[Items from a data source]

┄┄┄┄┄┄

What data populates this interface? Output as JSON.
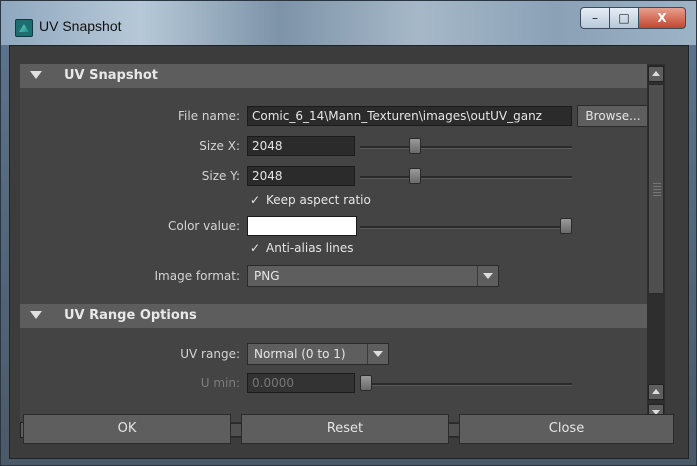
{
  "window": {
    "title": "UV Snapshot",
    "buttons": {
      "minimize": "–",
      "maximize": "□",
      "close": "X"
    }
  },
  "uv_snapshot": {
    "header": "UV Snapshot",
    "file_name_label": "File name:",
    "file_name_value": "Comic_6_14\\Mann_Texturen\\images\\outUV_ganz",
    "browse_label": "Browse...",
    "size_x_label": "Size X:",
    "size_x_value": "2048",
    "size_y_label": "Size Y:",
    "size_y_value": "2048",
    "keep_aspect_label": "Keep aspect ratio",
    "keep_aspect_checked": true,
    "color_value_label": "Color value:",
    "color_value": "#ffffff",
    "anti_alias_label": "Anti-alias lines",
    "anti_alias_checked": true,
    "image_format_label": "Image format:",
    "image_format_value": "PNG"
  },
  "uv_range_options": {
    "header": "UV Range Options",
    "uv_range_label": "UV range:",
    "uv_range_value": "Normal (0 to 1)",
    "u_min_label": "U min:",
    "u_min_value": "0.0000"
  },
  "footer": {
    "ok_label": "OK",
    "reset_label": "Reset",
    "close_label": "Close"
  }
}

┄┄┄┄┄┄

• [Task requirements]
Copy out every line of the listing that includes the string "true".

• [Task result]
    "keep_aspect_checked": true,
    "anti_alias_checked": true,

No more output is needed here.